§ Task goal:
Every line of the listing must be reproduced as it stands. Leave the images behind.

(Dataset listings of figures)
—————
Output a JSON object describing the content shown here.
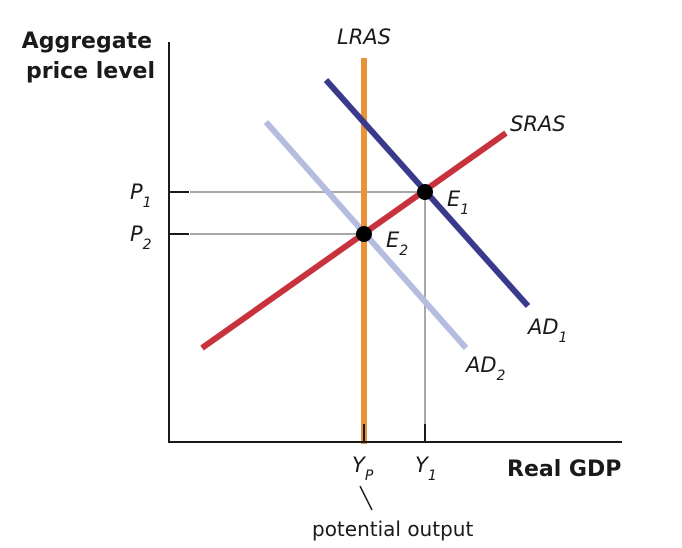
{
  "diagram": {
    "y_axis_title_line1": "Aggregate",
    "y_axis_title_line2": "price level",
    "x_axis_title": "Real GDP",
    "curves": {
      "lras": {
        "label": "LRAS",
        "color": "#e8923a"
      },
      "sras": {
        "label": "SRAS",
        "color": "#c8323c"
      },
      "ad1": {
        "label": "AD",
        "sub": "1",
        "color": "#3a3a8c"
      },
      "ad2": {
        "label": "AD",
        "sub": "2",
        "color": "#b4bce0"
      }
    },
    "points": {
      "e1": {
        "label": "E",
        "sub": "1"
      },
      "e2": {
        "label": "E",
        "sub": "2"
      }
    },
    "y_ticks": {
      "p1": {
        "label": "P",
        "sub": "1"
      },
      "p2": {
        "label": "P",
        "sub": "2"
      }
    },
    "x_ticks": {
      "yp": {
        "label": "Y",
        "sub": "P"
      },
      "y1": {
        "label": "Y",
        "sub": "1"
      }
    },
    "annotation": "potential output",
    "guide_color": "#a8a8a8"
  }
}
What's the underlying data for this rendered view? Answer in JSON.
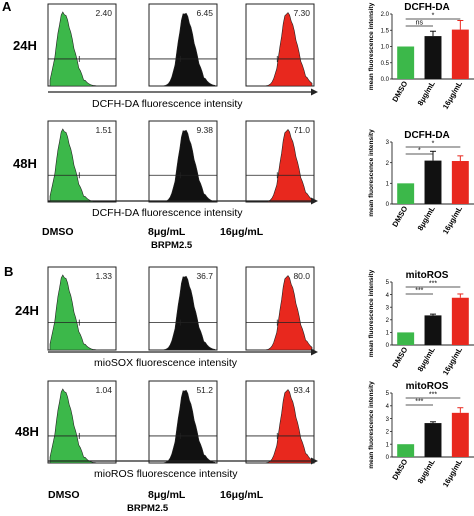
—————
§ Answer for the task:
Output a JSON object describing the content shown here.
{
  "diagram": {
    "y_axis_title_line1": "Aggregate",
    "y_axis_title_line2": "price level",
    "x_axis_title": "Real GDP",
    "curves": {
      "lras": {
        "label": "LRAS",
        "color": "#e8923a"
      },
      "sras": {
        "label": "SRAS",
        "color": "#c8323c"
      },
      "ad1": {
        "label": "AD",
        "sub": "1",
        "color": "#3a3a8c"
      },
      "ad2": {
        "label": "AD",
        "sub": "2",
        "color": "#b4bce0"
      }
    },
    "points": {
      "e1": {
        "label": "E",
        "sub": "1"
      },
      "e2": {
        "label": "E",
        "sub": "2"
      }
    },
    "y_ticks": {
      "p1": {
        "label": "P",
        "sub": "1"
      },
      "p2": {
        "label": "P",
        "sub": "2"
      }
    },
    "x_ticks": {
      "yp": {
        "label": "Y",
        "sub": "P"
      },
      "y1": {
        "label": "Y",
        "sub": "1"
      }
    },
    "annotation": "potential output",
    "guide_color": "#a8a8a8"
  }
}
What's the underlying data for this rendered view? Answer in JSON.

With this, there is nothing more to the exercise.